• _Esercizio proposto 1_:
Estrai dal testo sulla Grande Depressione il passo compreso tra "I fatti (più" e "Friedman e Schwartz.", estremi inclusi.

Si fa un gran parlare della Grande Depressione, la crisi che, iniziata nel 1929, finì solo nel 1941, quando si iniziò a paracadutare l’esercito di disoccupati ancora esistente sulle spiagge di Iwo Jima (come dice sempre un mio amico, anche se Iwo Jima fu invasa nel 1945 e senza paracadutisti).
La storia economica della Grande Depressione è ancora aperta, tant’è che l’ultimo paper rilevante di cui sono a conoscenza è del 2009 [1]. A distanza di ottanta anni dall’inizio della crisi, e di settanta dalla sua conclusione, quindi, non esiste ancora una versione certa di ciò che accadde, e una spiegazione definitiva delle cause e delle conseguenze della crisi. Ciononostante, esistono una serie di “fatti”, e tutta una serie di miti, di cui discutere.
I fatti (più alcune interpretazioni, che riempiono i buchi dove i fatti non sono evidenti) si trovano più o meno tutti su “A monetary history of the United States” di Friedman e Schwartz.
La Fed fu fondata nel 1913 e si impegnò subito a finanziare la Prima Guerra Mondiale, creando un’inflazione notevole (i prezzi salirono del 150%). La fine della guerra coincise con una rapida ma profonda crisi, iniziata nel 1920, e in un anno e mezzo la produzione calò di un terzo (per poi risalire subito dopo) e i prezzi scesero del 40% (per poi rimanere costanti). In pratica, la crisi del 1920 rimosse quasi tutte le distorsioni monetarie ed economiche provocate dalla guerra mondiale, e durò molto poco, anche se fu profonda. Fossero tutte così, la teoria delle crisi economiche non sarebbe poi così importante.
Nei successivi dieci anni non parve succedere nulla di interessante. I prezzi erano stabili e la produzione saliva rapidamente, anche grazie all’innovazione tecnologica (radio, automobili…). Gli economisti – come Irving Fisher – che ritenevano che la stabilità dei prezzi avesse qualcosa a che fare con la stabilità economica pensavano che tutto andasse per il meglio. I Roaring ’20s però avevano due problemi, di cui il primo oggettivamente verificabile: il sistema bancario divenne più fragile, e l’economia iniziò processi di produzione insostenibili. La Fed, salvando le banche dalle conseguenze della loro sovra-espansione, stimolò una riduzione delle riserve monetarie che aumentò la fragilità del sistema bancario agli shock (come notato da Friedman e Schwartz), inoltre (come sostengono gli austriaci) ogni boom generato dalla creazione di credito è destinato a collassare perché il credito è considerato una forma di risparmi reali, ma i risparmi reali si ottengono solo riducendo i consumi (cosa che nel boom non accade). Ora, l’instabilità non è un fatto ma una ricostruzione: la calma degli anni ‘20, comunque, si rivelò completamente infondata.

• _Estratti dei record_:
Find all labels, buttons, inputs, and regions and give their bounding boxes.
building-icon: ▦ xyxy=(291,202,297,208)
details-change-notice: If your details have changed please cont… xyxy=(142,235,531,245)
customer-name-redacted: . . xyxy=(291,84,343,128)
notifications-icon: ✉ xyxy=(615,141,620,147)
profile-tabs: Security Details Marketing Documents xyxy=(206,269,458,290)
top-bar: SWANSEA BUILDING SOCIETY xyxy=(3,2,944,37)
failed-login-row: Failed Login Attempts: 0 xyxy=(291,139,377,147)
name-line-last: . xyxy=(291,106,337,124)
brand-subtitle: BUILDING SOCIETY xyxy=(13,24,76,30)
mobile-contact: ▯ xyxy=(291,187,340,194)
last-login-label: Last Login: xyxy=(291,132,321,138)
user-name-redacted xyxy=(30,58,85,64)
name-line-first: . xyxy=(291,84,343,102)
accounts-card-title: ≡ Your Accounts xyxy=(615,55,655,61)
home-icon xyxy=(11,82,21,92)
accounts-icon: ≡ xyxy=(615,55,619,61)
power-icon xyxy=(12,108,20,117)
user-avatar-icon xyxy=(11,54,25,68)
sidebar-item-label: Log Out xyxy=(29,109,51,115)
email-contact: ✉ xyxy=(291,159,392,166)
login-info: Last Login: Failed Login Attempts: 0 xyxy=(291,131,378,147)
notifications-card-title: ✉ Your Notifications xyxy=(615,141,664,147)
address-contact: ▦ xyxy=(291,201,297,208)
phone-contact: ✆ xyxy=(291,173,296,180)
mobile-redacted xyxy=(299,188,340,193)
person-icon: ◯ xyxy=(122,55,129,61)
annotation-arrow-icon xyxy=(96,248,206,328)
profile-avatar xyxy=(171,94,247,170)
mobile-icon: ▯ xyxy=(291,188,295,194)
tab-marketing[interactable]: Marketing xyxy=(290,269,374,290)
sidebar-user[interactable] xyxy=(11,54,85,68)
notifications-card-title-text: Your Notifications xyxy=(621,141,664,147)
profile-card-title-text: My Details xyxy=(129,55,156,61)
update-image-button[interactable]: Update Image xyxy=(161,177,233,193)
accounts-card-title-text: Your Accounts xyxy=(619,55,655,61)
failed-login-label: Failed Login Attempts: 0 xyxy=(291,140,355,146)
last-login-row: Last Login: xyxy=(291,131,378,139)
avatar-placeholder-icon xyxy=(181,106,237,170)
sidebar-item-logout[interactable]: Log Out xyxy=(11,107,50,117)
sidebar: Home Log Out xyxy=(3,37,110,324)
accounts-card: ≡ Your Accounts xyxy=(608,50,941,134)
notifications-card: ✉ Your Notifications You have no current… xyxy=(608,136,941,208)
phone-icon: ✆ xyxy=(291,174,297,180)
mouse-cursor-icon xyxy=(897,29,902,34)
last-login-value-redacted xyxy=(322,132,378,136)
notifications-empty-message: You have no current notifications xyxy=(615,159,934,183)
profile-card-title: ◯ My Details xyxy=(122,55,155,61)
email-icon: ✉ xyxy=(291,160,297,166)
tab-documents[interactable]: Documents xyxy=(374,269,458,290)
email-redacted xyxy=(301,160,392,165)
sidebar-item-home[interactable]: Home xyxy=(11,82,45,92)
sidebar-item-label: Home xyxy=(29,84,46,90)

• _Esercizio proposto 2_:
Disponi come lista JSON di stringhe, una per riga e senza righe vuote, le righe dei record che vanno dall'inizio fino a quella che contiene "home-icon xyxy=(11,82,21,92)", inclusa.

• _Soluzione completa 1_:
I fatti (più alcune interpretazioni, che riempiono i buchi dove i fatti non sono evidenti) si trovano più o meno tutti su “A monetary history of the United States” di Friedman e Schwartz.

• _Soluzione completa 2_:
[
  "Find all labels, buttons, inputs, and regions and give their bounding boxes.",
  "building-icon: ▦ xyxy=(291,202,297,208)",
  "details-change-notice: If your details have changed please cont… xyxy=(142,235,531,245)",
  "customer-name-redacted: . . xyxy=(291,84,343,128)",
  "notifications-icon: ✉ xyxy=(615,141,620,147)",
  "profile-tabs: Security Details Marketing Documents xyxy=(206,269,458,290)",
  "top-bar: SWANSEA BUILDING SOCIETY xyxy=(3,2,944,37)",
  "failed-login-row: Failed Login Attempts: 0 xyxy=(291,139,377,147)",
  "name-line-last: . xyxy=(291,106,337,124)",
  "brand-subtitle: BUILDING SOCIETY xyxy=(13,24,76,30)",
  "mobile-contact: ▯ xyxy=(291,187,340,194)",
  "last-login-label: Last Login: xyxy=(291,132,321,138)",
  "user-name-redacted xyxy=(30,58,85,64)",
  "name-line-first: . xyxy=(291,84,343,102)",
  "accounts-card-title: ≡ Your Accounts xyxy=(615,55,655,61)",
  "home-icon xyxy=(11,82,21,92)"
]